* Begin DATASET ENTRIES *

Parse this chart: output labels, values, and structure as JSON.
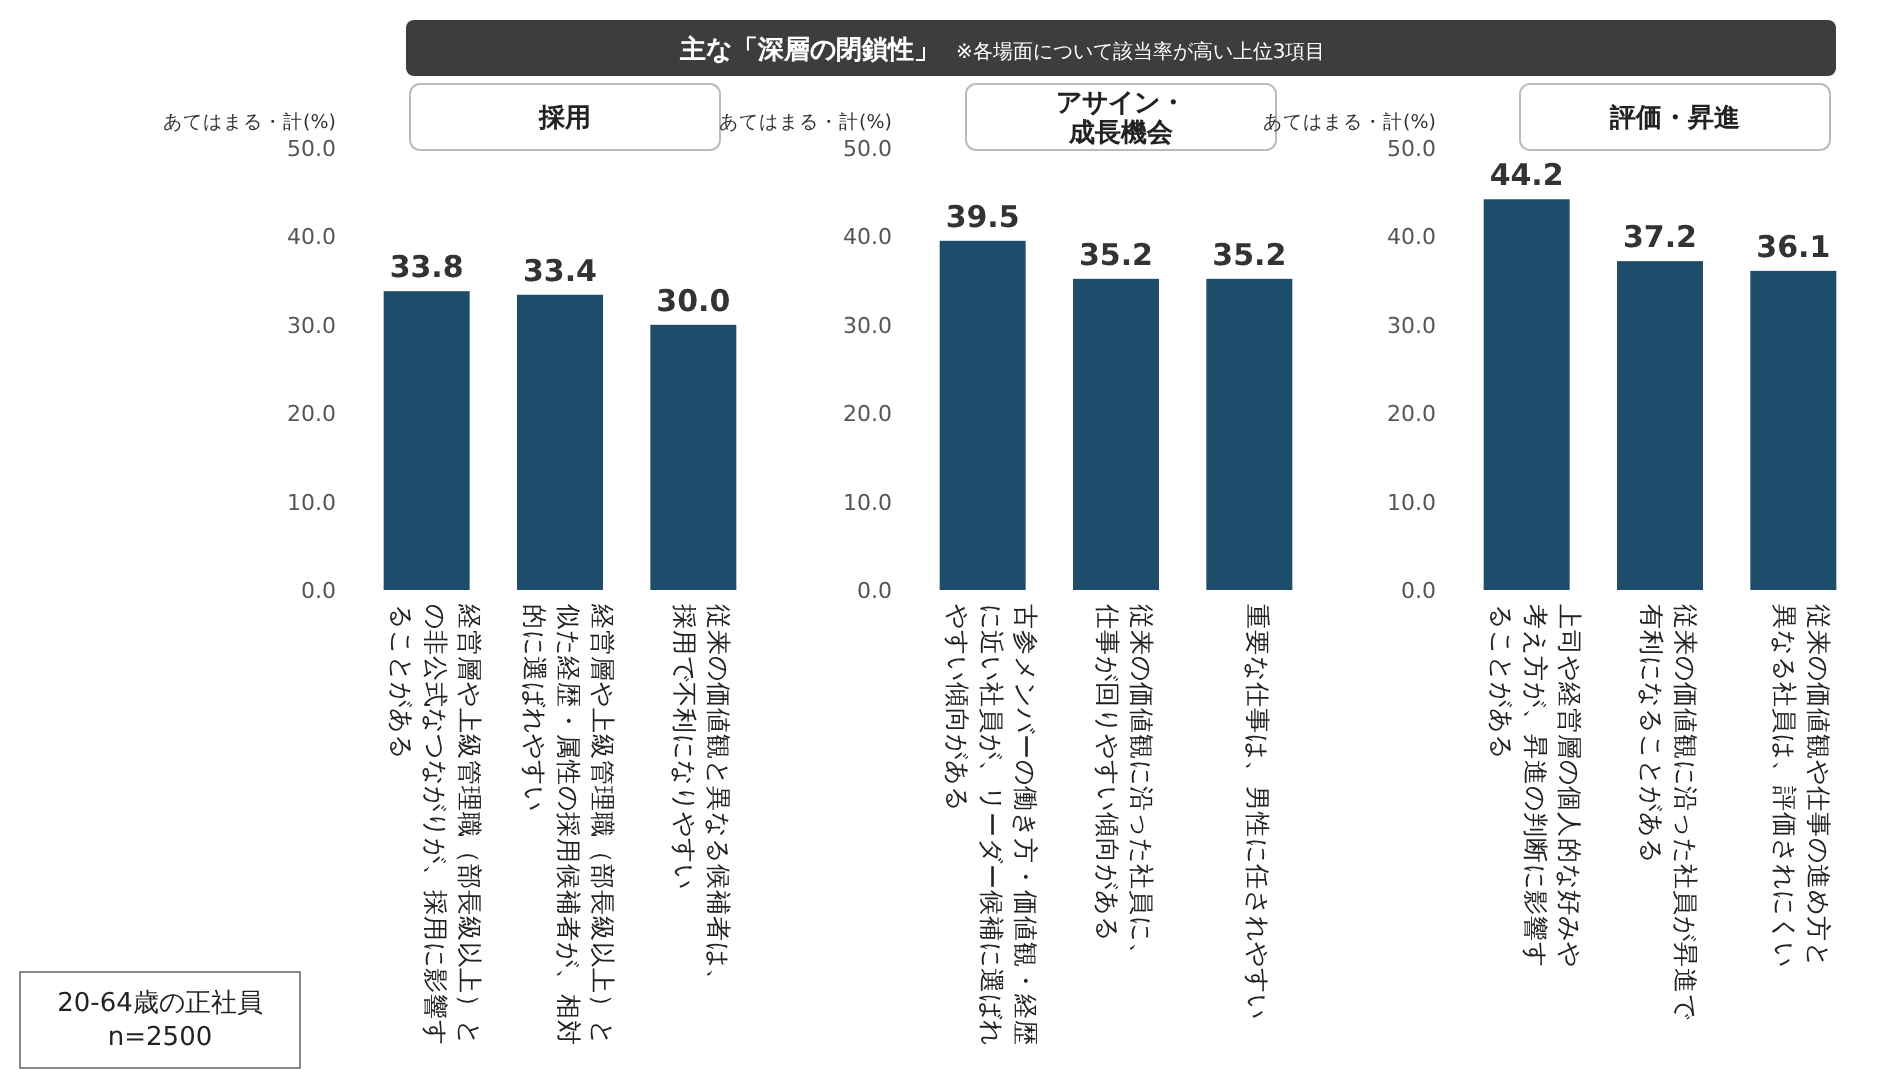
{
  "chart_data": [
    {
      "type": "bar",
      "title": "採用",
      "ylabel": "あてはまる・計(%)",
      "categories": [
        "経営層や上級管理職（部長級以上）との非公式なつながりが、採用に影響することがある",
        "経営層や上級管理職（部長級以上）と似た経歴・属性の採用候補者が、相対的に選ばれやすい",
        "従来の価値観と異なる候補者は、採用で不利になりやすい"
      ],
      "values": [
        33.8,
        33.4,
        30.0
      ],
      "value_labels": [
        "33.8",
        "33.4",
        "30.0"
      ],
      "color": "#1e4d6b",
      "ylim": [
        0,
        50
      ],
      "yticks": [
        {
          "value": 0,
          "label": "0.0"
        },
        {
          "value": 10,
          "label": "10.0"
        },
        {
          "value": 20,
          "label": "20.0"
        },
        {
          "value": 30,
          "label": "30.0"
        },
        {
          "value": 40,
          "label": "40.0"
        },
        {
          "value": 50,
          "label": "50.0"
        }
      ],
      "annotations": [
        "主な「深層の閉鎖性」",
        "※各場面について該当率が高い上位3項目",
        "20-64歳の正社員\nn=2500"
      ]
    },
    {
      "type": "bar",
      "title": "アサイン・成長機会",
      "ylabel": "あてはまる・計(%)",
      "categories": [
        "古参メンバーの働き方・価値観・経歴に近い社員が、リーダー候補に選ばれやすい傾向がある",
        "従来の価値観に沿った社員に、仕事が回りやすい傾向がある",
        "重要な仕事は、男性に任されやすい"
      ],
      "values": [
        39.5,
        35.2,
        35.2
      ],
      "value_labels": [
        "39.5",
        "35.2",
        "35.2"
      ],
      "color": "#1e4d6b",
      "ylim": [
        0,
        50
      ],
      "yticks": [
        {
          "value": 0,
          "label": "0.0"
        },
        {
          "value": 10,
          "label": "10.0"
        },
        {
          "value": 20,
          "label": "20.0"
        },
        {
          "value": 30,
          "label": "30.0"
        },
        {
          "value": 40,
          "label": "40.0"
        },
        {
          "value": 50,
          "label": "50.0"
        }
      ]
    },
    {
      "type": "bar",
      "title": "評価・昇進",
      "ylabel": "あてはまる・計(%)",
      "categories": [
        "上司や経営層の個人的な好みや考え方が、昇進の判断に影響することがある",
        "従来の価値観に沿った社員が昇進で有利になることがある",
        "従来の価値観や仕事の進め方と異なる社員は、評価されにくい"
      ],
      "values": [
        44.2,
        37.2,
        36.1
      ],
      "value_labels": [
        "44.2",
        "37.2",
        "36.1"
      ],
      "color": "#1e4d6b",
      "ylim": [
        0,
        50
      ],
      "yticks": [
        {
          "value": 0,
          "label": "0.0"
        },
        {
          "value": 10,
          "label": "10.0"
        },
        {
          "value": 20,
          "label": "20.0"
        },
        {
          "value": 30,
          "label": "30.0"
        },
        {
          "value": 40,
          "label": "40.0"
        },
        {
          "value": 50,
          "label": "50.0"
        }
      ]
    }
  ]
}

* End DATASET ENTRIES *
* Begin DATASET ENTRIES *

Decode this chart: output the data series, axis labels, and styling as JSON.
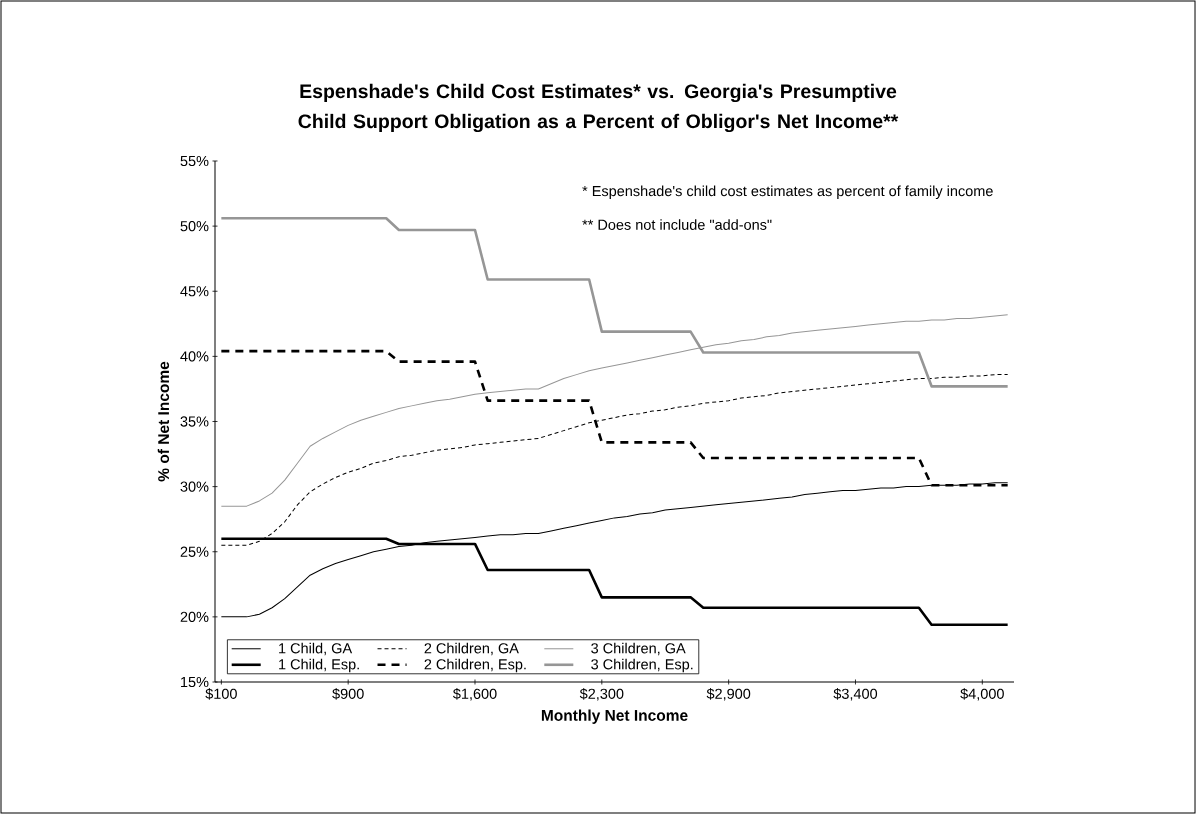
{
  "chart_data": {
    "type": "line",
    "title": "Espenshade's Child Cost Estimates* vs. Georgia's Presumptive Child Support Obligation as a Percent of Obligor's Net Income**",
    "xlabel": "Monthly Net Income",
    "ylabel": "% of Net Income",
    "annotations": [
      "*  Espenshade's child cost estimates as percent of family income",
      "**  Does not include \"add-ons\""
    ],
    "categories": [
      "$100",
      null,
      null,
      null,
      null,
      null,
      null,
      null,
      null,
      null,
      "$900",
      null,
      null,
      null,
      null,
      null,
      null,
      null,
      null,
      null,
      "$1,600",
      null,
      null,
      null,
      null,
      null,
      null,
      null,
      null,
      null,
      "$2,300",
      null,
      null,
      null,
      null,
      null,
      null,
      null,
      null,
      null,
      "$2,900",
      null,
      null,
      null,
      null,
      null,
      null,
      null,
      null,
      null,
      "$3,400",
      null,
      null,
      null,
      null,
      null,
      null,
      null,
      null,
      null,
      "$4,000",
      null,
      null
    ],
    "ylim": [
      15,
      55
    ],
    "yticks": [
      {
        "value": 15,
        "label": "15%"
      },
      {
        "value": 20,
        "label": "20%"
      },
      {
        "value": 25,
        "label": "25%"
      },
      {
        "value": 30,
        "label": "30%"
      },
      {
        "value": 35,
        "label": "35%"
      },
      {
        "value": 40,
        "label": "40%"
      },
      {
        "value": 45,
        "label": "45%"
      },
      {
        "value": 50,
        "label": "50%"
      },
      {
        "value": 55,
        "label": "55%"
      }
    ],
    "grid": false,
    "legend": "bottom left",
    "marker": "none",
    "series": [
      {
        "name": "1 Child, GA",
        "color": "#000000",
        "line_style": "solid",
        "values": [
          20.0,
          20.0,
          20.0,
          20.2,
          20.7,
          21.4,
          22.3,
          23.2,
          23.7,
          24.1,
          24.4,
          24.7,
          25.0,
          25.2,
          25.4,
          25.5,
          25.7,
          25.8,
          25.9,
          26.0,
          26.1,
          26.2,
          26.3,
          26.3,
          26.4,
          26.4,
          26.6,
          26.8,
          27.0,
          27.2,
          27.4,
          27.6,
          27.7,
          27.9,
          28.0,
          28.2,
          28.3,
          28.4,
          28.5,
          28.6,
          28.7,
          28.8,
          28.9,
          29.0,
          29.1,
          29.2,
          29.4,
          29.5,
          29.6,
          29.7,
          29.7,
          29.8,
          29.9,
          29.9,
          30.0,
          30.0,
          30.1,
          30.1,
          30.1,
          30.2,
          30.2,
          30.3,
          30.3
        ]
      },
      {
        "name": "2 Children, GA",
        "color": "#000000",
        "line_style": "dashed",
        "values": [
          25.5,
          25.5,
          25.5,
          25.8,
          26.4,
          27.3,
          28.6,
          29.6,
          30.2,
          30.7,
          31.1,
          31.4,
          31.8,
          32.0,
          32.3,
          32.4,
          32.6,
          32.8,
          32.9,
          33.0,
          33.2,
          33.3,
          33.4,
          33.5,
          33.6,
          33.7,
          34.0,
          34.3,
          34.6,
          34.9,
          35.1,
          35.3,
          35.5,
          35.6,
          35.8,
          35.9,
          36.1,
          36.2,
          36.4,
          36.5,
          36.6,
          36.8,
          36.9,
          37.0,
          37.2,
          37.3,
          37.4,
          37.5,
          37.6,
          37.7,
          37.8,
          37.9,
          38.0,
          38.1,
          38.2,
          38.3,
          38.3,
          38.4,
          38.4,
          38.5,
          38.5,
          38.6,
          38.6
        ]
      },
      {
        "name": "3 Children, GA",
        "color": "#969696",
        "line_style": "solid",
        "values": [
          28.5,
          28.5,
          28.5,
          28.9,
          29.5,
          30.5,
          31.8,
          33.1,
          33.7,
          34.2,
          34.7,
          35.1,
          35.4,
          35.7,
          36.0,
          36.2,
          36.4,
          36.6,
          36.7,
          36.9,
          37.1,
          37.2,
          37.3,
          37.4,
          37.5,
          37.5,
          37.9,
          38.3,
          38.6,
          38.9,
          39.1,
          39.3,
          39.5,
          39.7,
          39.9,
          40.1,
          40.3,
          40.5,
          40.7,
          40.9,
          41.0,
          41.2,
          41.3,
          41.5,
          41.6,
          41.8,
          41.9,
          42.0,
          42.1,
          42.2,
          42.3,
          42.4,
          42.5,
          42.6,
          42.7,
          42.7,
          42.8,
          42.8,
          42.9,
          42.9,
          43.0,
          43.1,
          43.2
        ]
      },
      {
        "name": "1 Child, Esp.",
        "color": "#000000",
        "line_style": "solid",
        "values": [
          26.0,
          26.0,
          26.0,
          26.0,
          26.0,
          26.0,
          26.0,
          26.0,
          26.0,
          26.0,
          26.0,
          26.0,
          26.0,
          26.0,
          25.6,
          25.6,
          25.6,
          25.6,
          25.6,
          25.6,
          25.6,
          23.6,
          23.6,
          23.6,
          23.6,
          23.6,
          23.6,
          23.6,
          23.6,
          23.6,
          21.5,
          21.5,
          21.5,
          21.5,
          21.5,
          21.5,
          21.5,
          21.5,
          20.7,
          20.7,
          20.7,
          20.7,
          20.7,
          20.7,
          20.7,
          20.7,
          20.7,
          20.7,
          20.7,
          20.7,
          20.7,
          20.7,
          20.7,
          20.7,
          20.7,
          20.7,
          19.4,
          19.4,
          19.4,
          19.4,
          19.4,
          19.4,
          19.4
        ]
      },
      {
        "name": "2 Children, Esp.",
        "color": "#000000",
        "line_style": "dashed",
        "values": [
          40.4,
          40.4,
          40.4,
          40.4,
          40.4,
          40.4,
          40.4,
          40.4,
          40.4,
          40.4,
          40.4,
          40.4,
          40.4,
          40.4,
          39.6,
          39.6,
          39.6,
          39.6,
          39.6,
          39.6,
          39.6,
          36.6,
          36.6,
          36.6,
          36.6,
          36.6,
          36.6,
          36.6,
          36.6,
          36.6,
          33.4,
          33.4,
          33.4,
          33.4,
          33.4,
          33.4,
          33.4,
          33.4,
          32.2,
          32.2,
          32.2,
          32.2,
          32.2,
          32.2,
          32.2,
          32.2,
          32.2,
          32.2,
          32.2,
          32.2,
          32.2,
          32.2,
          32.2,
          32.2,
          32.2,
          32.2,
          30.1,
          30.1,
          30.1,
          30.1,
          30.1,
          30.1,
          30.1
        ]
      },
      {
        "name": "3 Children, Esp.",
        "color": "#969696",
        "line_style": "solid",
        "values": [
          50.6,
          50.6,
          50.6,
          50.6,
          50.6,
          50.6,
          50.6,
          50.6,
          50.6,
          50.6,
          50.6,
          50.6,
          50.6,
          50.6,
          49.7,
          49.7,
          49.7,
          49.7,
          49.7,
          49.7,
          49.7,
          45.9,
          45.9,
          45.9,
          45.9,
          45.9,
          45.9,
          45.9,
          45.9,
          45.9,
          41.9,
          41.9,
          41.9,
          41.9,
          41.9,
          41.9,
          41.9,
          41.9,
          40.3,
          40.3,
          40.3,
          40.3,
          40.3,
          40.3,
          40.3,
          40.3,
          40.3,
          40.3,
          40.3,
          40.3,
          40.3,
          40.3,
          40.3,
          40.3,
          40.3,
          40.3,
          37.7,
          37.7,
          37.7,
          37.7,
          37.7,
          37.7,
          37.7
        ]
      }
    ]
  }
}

* End DATASET ENTRIES *

- [EXERCISE REQUIREMENTS] Gather all lines from the listing above in which "name" occurs.

- [SOLUTION TO THE PROBLEM]
        "name": "1 Child, GA",
        "name": "2 Children, GA",
        "name": "3 Children, GA",
        "name": "1 Child, Esp.",
        "name": "2 Children, Esp.",
        "name": "3 Children, Esp.",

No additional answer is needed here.